## YOUR GOAL:
Copy out each line of the listing that has the word "this" in it.

## Recorded data:
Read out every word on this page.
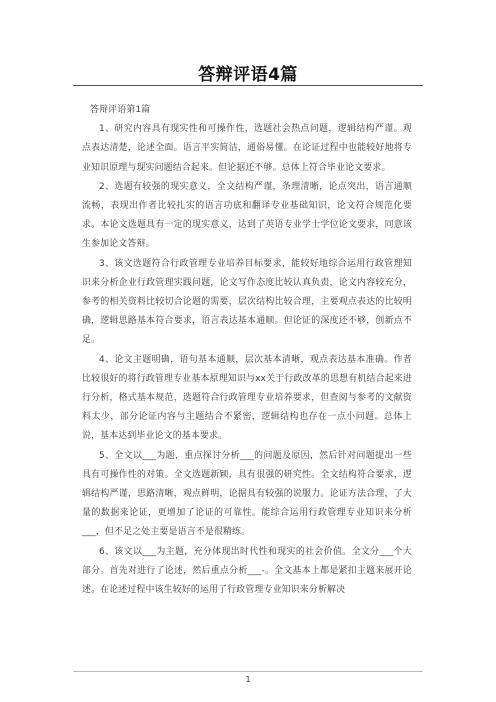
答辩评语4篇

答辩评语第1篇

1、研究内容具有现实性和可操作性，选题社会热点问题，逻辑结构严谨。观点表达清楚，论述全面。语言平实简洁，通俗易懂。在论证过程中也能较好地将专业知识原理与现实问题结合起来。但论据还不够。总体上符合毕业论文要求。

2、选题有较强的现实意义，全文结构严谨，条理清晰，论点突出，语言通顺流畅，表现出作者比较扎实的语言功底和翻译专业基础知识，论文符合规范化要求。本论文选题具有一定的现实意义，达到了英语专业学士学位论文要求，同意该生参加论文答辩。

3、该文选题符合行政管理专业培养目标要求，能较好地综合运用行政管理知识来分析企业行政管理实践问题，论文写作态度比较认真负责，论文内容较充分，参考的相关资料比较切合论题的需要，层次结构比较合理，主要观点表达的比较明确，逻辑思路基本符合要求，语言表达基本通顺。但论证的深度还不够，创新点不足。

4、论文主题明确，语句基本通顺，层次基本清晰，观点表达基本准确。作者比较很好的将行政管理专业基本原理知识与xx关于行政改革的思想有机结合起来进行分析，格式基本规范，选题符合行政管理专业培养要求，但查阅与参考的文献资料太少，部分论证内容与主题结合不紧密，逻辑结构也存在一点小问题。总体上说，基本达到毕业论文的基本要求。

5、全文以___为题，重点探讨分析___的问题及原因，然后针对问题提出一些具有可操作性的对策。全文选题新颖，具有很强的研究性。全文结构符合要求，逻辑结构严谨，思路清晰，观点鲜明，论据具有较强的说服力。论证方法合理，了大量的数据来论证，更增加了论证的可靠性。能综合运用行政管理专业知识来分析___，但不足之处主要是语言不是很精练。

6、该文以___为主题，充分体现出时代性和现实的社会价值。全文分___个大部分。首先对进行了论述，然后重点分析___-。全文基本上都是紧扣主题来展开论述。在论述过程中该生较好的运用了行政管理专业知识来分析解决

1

--

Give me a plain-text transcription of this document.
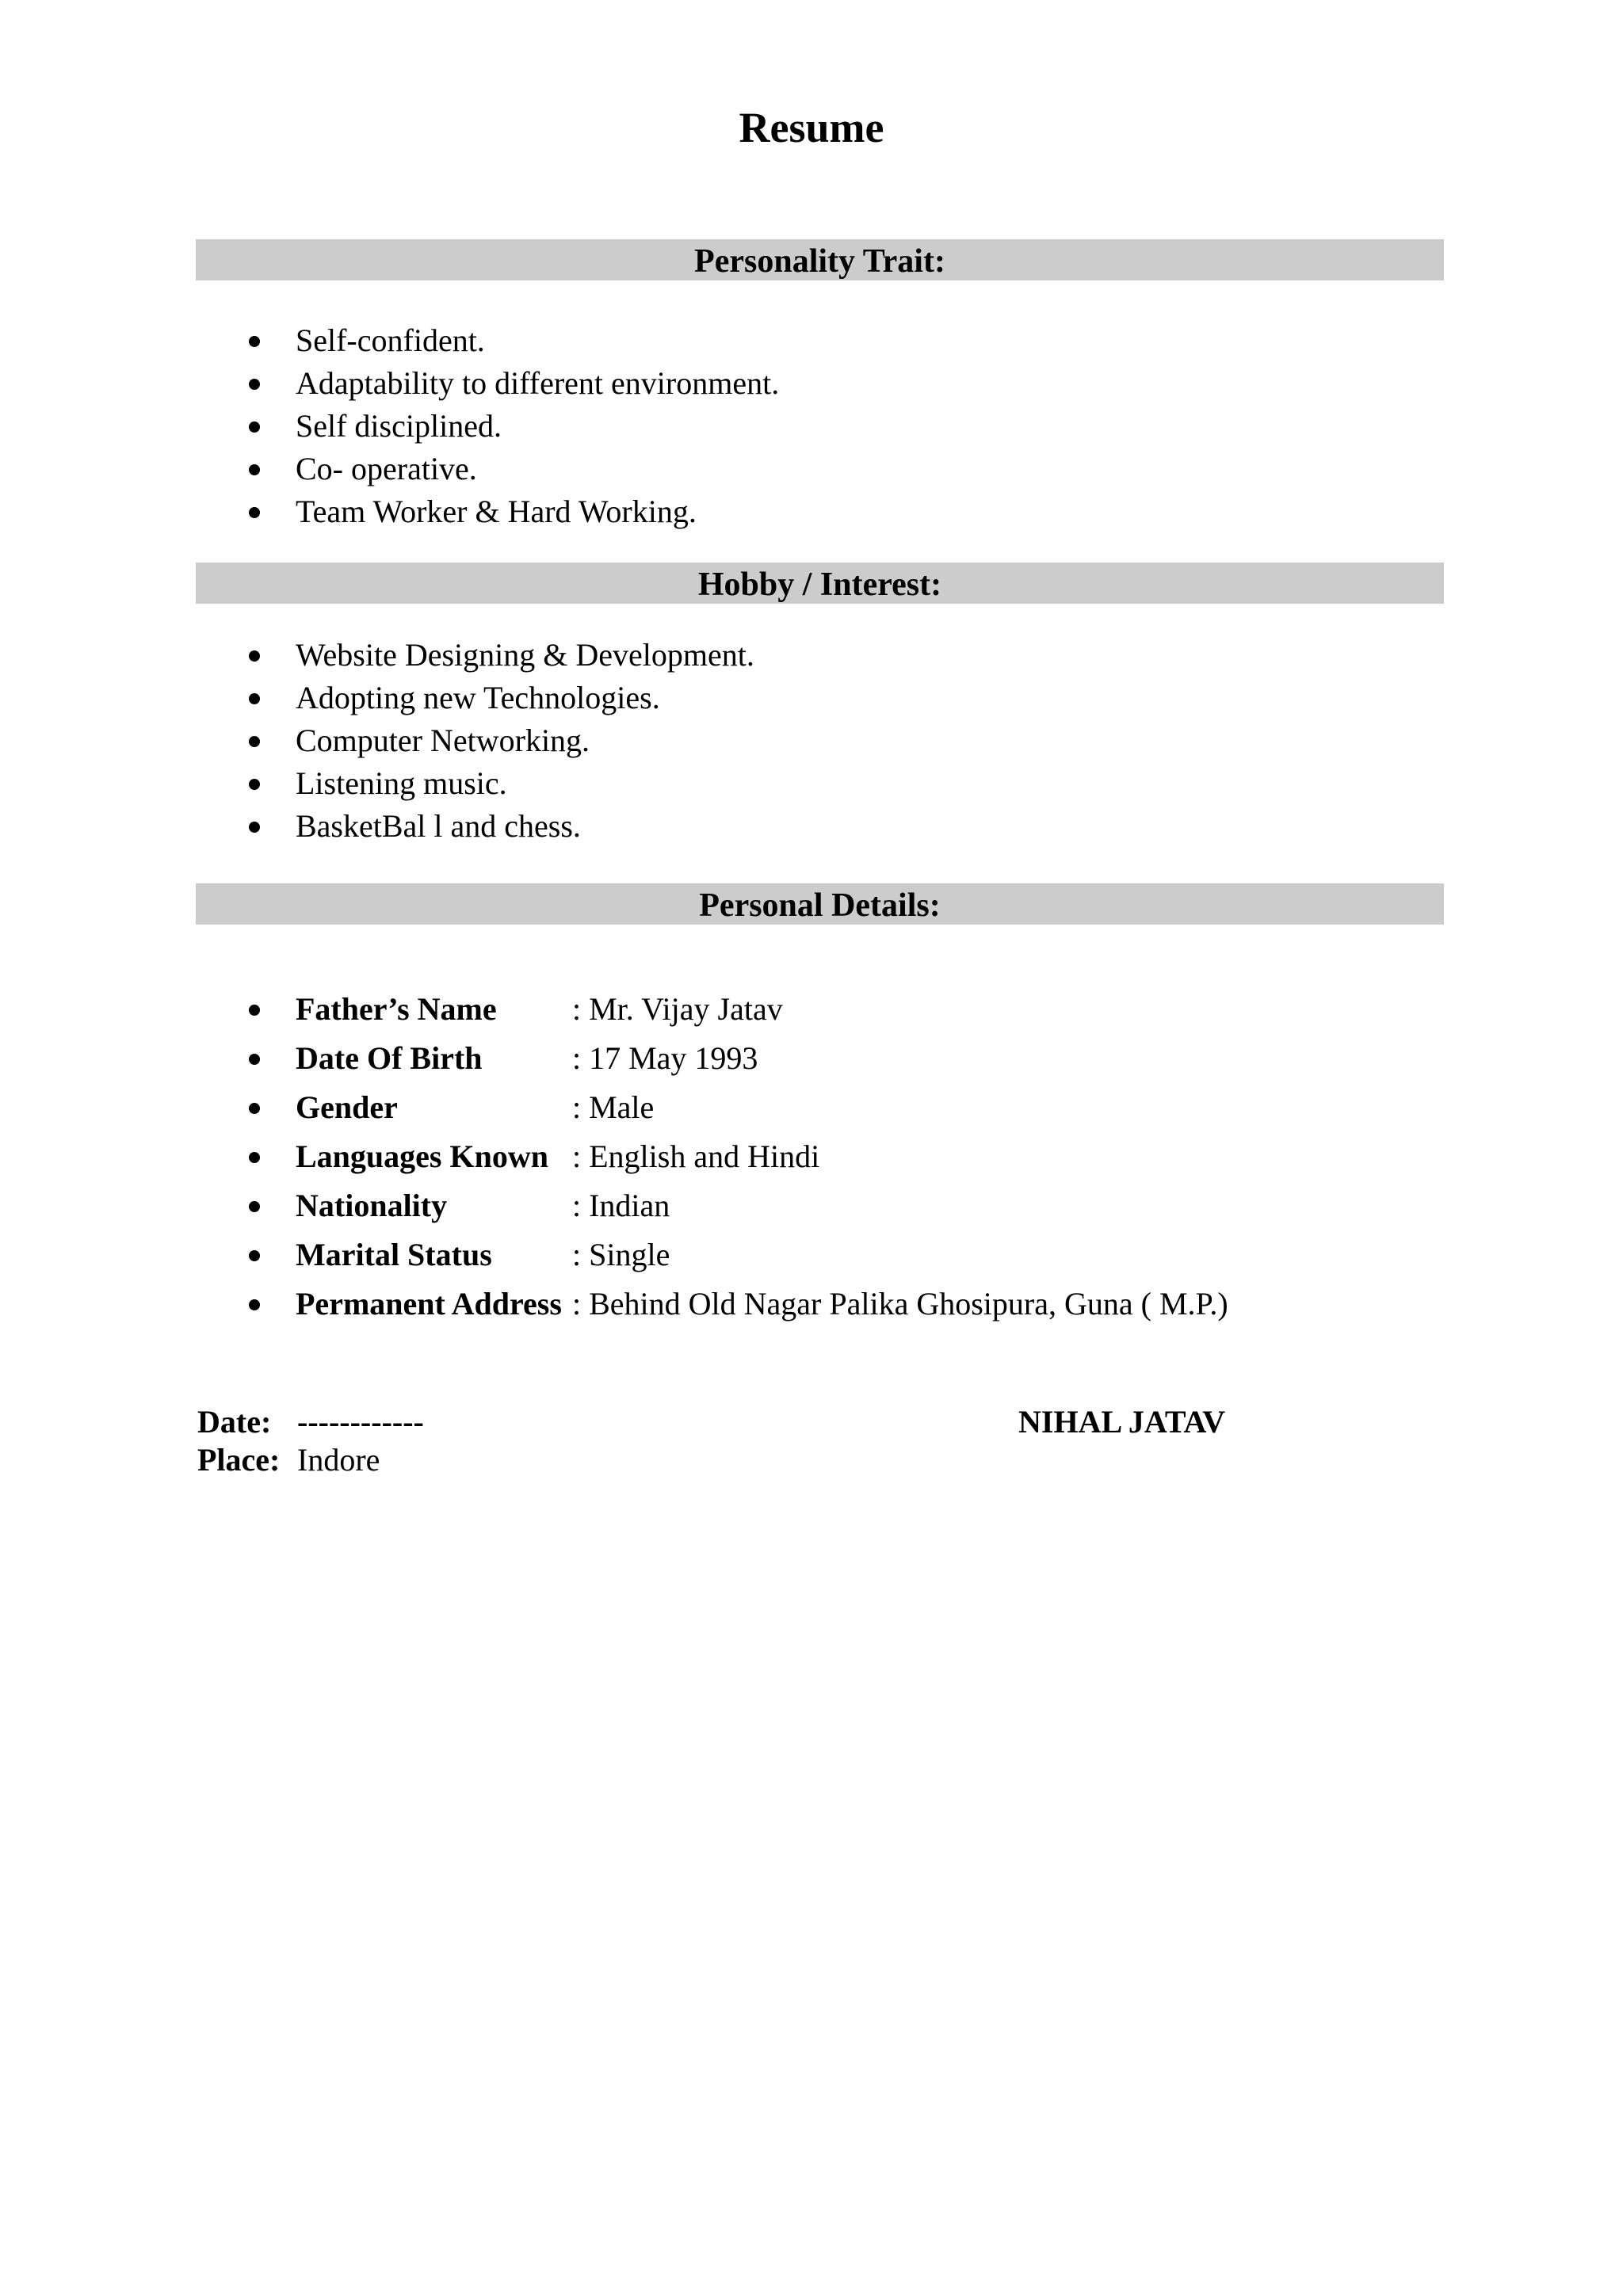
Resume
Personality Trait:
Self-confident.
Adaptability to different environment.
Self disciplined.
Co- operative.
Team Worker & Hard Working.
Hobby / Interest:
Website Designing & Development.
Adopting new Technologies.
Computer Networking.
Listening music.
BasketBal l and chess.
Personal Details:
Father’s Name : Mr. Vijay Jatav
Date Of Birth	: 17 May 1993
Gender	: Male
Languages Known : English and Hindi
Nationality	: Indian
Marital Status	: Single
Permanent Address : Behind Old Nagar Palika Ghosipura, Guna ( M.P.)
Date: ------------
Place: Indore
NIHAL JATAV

## CORRECT OUTPUT:
Read out every word on this page.
Give me a plain-text transcription of this document.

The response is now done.